■ **Goal**:
Extract each line of the data and write it out again exactly.

■ **Material to process**:
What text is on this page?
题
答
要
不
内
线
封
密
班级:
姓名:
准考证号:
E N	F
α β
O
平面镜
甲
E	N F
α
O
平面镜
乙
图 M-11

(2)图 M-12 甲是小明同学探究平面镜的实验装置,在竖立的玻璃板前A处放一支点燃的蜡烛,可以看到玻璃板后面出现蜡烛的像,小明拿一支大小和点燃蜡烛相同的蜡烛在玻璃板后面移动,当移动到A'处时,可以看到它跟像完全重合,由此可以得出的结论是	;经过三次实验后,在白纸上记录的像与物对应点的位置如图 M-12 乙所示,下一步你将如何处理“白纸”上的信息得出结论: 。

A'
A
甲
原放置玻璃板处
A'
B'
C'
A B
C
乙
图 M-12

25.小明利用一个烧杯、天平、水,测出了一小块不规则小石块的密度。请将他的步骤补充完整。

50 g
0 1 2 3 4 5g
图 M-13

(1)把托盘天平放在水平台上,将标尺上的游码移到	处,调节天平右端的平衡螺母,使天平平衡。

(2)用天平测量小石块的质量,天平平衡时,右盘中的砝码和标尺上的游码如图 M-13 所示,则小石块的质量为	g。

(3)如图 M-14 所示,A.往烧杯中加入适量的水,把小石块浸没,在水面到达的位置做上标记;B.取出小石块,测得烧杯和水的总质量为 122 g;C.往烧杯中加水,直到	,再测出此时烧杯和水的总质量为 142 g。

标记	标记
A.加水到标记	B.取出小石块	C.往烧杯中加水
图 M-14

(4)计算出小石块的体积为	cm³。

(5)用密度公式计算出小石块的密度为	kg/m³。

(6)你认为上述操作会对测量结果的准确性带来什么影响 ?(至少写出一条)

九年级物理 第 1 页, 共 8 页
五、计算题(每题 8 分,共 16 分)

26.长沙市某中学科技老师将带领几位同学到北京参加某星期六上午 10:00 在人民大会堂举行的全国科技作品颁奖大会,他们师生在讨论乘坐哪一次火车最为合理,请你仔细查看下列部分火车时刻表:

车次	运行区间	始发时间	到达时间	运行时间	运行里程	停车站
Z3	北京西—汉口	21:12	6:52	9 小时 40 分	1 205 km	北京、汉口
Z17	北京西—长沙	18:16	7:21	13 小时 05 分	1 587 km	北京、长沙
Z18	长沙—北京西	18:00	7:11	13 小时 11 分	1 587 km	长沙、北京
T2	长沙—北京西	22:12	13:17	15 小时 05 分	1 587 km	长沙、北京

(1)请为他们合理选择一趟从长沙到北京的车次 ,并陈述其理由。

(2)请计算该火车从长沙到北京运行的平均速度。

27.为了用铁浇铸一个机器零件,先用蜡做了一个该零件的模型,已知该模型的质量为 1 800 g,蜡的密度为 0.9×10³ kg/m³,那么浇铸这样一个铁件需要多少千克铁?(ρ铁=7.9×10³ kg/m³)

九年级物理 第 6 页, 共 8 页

■ **Result of the exercise**:
What text is on this page?
题
答
要
不
内
线
封
密
班级:
姓名:
准考证号:
E N	F
α β
O
平面镜
甲
E	N F
α
O
平面镜
乙
图 M-11

(2)图 M-12 甲是小明同学探究平面镜的实验装置,在竖立的玻璃板前A处放一支点燃的蜡烛,可以看到玻璃板后面出现蜡烛的像,小明拿一支大小和点燃蜡烛相同的蜡烛在玻璃板后面移动,当移动到A'处时,可以看到它跟像完全重合,由此可以得出的结论是	;经过三次实验后,在白纸上记录的像与物对应点的位置如图 M-12 乙所示,下一步你将如何处理“白纸”上的信息得出结论: 。

A'
A
甲
原放置玻璃板处
A'
B'
C'
A B
C
乙
图 M-12

25.小明利用一个烧杯、天平、水,测出了一小块不规则小石块的密度。请将他的步骤补充完整。

50 g
0 1 2 3 4 5g
图 M-13

(1)把托盘天平放在水平台上,将标尺上的游码移到	处,调节天平右端的平衡螺母,使天平平衡。

(2)用天平测量小石块的质量,天平平衡时,右盘中的砝码和标尺上的游码如图 M-13 所示,则小石块的质量为	g。

(3)如图 M-14 所示,A.往烧杯中加入适量的水,把小石块浸没,在水面到达的位置做上标记;B.取出小石块,测得烧杯和水的总质量为 122 g;C.往烧杯中加水,直到	,再测出此时烧杯和水的总质量为 142 g。

标记	标记
A.加水到标记	B.取出小石块	C.往烧杯中加水
图 M-14

(4)计算出小石块的体积为	cm³。

(5)用密度公式计算出小石块的密度为	kg/m³。

(6)你认为上述操作会对测量结果的准确性带来什么影响 ?(至少写出一条)

九年级物理 第 1 页, 共 8 页
五、计算题(每题 8 分,共 16 分)

26.长沙市某中学科技老师将带领几位同学到北京参加某星期六上午 10:00 在人民大会堂举行的全国科技作品颁奖大会,他们师生在讨论乘坐哪一次火车最为合理,请你仔细查看下列部分火车时刻表:

车次	运行区间	始发时间	到达时间	运行时间	运行里程	停车站
Z3	北京西—汉口	21:12	6:52	9 小时 40 分	1 205 km	北京、汉口
Z17	北京西—长沙	18:16	7:21	13 小时 05 分	1 587 km	北京、长沙
Z18	长沙—北京西	18:00	7:11	13 小时 11 分	1 587 km	长沙、北京
T2	长沙—北京西	22:12	13:17	15 小时 05 分	1 587 km	长沙、北京

(1)请为他们合理选择一趟从长沙到北京的车次 ,并陈述其理由。

(2)请计算该火车从长沙到北京运行的平均速度。

27.为了用铁浇铸一个机器零件,先用蜡做了一个该零件的模型,已知该模型的质量为 1 800 g,蜡的密度为 0.9×10³ kg/m³,那么浇铸这样一个铁件需要多少千克铁?(ρ铁=7.9×10³ kg/m³)

九年级物理 第 6 页, 共 8 页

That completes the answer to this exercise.